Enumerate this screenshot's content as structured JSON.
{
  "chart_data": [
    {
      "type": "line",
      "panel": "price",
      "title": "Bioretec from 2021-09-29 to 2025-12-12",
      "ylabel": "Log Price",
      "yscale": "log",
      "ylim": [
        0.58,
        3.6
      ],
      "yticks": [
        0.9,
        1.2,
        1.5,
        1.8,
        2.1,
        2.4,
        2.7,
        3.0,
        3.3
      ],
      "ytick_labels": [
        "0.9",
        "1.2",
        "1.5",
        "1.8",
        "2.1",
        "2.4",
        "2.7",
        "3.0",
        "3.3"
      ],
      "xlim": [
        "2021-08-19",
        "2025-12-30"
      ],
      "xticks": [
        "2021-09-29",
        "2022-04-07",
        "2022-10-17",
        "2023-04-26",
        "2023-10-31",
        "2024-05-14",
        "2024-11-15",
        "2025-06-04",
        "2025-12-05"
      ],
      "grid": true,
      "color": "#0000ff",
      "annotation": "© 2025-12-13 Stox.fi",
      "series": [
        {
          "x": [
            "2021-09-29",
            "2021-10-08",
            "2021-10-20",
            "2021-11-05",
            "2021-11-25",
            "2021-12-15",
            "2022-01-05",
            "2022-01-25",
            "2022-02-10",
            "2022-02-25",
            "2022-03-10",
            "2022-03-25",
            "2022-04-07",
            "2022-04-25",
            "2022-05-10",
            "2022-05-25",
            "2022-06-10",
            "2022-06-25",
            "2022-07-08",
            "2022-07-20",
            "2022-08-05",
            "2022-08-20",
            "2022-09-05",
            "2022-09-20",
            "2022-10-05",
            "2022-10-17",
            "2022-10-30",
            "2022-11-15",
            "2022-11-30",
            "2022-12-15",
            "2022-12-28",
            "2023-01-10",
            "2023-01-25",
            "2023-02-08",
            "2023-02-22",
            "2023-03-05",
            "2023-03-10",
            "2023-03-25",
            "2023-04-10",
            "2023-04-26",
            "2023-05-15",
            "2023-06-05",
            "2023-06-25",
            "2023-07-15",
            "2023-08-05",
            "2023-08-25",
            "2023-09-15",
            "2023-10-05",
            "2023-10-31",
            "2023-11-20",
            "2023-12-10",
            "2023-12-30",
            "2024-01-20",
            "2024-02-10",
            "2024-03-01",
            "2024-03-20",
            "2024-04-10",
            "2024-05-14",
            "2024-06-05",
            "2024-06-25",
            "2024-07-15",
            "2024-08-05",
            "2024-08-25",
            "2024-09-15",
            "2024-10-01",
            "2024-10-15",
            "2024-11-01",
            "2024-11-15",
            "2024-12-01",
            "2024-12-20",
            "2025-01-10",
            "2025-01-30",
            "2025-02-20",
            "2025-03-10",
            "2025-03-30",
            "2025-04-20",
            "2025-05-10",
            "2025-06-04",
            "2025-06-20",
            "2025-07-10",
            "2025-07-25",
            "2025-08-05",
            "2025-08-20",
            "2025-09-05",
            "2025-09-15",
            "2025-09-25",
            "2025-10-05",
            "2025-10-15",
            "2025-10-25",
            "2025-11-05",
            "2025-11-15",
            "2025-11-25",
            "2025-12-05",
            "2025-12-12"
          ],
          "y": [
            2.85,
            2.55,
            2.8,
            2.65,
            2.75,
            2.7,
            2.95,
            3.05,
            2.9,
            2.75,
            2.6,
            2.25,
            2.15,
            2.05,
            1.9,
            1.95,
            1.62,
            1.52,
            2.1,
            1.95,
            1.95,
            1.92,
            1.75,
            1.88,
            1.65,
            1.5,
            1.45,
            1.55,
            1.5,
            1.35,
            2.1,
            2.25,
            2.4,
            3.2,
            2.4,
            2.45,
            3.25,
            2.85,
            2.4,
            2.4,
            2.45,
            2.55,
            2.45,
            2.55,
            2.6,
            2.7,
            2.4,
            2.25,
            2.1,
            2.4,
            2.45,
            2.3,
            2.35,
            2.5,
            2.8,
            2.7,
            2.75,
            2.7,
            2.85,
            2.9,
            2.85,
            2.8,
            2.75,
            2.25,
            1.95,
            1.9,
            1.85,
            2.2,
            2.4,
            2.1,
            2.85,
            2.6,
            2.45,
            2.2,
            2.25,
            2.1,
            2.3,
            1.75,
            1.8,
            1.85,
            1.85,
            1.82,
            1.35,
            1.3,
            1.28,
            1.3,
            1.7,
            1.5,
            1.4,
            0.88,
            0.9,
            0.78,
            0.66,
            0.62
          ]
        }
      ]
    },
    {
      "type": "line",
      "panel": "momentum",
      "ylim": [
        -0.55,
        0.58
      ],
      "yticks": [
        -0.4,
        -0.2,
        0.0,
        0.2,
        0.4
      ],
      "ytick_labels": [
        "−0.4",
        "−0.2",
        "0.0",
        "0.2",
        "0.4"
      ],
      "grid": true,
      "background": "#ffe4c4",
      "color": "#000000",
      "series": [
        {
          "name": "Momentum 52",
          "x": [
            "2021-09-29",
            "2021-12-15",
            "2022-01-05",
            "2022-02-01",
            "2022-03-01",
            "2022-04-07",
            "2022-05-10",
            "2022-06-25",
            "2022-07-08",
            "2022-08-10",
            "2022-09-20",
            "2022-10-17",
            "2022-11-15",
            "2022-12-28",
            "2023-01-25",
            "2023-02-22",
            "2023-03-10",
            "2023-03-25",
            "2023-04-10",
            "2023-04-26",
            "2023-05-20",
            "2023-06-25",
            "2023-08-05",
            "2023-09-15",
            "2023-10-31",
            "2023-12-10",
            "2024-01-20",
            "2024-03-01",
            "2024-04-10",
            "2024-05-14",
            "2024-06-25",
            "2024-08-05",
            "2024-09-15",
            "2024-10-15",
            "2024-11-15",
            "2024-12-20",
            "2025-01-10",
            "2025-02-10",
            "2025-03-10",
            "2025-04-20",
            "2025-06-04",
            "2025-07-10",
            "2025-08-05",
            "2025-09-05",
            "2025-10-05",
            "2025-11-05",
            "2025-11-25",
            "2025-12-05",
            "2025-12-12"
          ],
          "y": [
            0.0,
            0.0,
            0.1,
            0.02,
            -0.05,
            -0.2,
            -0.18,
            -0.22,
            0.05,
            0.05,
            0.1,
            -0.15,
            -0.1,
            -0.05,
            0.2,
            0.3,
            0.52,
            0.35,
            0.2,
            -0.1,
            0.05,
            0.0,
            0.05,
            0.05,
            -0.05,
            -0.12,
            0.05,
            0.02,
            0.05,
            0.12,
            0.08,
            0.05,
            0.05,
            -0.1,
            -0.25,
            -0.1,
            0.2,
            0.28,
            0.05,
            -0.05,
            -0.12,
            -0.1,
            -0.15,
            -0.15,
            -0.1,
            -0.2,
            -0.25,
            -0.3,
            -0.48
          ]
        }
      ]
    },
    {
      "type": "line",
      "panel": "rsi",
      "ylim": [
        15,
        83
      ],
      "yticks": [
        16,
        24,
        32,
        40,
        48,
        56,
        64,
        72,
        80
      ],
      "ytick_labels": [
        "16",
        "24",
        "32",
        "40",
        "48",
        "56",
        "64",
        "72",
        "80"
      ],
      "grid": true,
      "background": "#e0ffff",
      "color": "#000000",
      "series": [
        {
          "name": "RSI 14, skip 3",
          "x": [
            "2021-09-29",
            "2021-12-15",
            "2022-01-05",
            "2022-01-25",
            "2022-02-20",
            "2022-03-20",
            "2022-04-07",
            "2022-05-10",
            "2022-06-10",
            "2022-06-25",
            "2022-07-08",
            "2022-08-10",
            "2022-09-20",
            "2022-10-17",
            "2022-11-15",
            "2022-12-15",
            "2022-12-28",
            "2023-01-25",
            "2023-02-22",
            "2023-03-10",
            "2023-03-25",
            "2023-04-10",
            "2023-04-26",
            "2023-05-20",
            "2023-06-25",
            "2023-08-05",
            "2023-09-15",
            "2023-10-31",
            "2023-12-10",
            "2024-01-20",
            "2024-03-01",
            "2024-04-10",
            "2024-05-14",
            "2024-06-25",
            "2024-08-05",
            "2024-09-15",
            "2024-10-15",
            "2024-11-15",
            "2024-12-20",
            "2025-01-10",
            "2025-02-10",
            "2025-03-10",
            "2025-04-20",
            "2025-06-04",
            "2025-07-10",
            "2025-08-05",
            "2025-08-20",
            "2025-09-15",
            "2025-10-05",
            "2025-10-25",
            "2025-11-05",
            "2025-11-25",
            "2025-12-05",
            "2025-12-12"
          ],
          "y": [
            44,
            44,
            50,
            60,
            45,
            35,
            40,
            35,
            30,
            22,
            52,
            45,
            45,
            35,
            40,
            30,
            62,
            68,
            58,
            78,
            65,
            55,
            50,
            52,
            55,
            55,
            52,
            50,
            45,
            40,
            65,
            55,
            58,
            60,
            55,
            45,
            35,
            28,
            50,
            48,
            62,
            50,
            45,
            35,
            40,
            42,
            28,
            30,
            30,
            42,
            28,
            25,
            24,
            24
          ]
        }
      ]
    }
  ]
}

→ **What the task asks**: Above are the records. Copy every line in them holding "background".

→ **Complete response**:
      "background": "#ffe4c4",
      "background": "#e0ffff",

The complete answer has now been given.